▶ **EXERCISE DETAILS**
Work out how many lines of the material below mention the word "Awards"; reply with the number only.

▶ **RECORDS SHOWN**
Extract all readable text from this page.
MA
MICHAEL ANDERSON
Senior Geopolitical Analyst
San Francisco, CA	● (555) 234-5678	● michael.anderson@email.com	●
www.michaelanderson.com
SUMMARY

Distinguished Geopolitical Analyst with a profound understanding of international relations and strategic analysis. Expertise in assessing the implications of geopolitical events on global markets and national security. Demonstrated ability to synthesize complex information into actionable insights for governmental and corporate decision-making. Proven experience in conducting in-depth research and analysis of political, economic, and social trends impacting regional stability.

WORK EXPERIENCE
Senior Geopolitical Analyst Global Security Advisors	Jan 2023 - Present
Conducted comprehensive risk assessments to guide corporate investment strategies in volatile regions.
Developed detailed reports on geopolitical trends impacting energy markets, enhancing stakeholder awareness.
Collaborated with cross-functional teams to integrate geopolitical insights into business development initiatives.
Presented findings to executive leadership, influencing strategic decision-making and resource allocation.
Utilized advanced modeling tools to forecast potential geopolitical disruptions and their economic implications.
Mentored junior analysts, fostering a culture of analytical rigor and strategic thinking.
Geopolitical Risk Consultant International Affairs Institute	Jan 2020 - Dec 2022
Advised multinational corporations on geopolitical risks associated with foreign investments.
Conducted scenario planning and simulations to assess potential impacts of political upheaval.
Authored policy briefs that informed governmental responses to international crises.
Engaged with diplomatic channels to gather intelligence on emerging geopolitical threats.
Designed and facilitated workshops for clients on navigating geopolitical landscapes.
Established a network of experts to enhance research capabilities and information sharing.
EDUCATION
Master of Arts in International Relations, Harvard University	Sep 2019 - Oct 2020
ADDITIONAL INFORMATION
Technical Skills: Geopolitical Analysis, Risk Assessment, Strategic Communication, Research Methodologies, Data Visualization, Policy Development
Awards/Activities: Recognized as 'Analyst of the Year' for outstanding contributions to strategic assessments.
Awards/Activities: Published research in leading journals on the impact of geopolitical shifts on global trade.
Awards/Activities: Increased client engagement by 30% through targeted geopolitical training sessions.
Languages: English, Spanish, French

...

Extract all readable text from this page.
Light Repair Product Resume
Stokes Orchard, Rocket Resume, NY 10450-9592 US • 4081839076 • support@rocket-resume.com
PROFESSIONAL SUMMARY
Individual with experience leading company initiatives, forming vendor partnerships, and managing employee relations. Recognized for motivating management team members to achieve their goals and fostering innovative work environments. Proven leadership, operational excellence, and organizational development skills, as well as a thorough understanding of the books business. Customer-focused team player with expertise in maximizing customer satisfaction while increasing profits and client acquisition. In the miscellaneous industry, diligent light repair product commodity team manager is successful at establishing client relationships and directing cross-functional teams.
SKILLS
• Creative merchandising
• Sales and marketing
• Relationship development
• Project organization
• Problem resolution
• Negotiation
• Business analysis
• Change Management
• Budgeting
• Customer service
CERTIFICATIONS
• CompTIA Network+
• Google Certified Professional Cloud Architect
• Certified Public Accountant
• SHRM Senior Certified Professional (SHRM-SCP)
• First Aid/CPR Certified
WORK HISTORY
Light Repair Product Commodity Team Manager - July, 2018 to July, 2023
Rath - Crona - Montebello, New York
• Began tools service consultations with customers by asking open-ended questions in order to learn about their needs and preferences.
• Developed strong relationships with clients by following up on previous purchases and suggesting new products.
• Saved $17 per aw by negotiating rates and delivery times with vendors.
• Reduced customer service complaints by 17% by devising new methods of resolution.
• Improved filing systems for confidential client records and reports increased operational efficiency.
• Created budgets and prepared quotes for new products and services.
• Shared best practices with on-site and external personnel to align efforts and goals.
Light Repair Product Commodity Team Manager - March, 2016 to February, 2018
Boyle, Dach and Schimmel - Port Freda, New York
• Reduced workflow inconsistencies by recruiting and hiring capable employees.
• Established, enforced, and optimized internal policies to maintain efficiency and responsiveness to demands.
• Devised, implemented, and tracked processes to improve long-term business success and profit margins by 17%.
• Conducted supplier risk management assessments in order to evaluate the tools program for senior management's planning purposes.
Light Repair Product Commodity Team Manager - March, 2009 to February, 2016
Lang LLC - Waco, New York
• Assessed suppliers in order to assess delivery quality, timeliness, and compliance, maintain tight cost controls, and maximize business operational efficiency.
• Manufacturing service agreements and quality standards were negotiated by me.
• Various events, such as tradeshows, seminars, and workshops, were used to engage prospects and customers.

▶ **ANSWER IN FULL**
3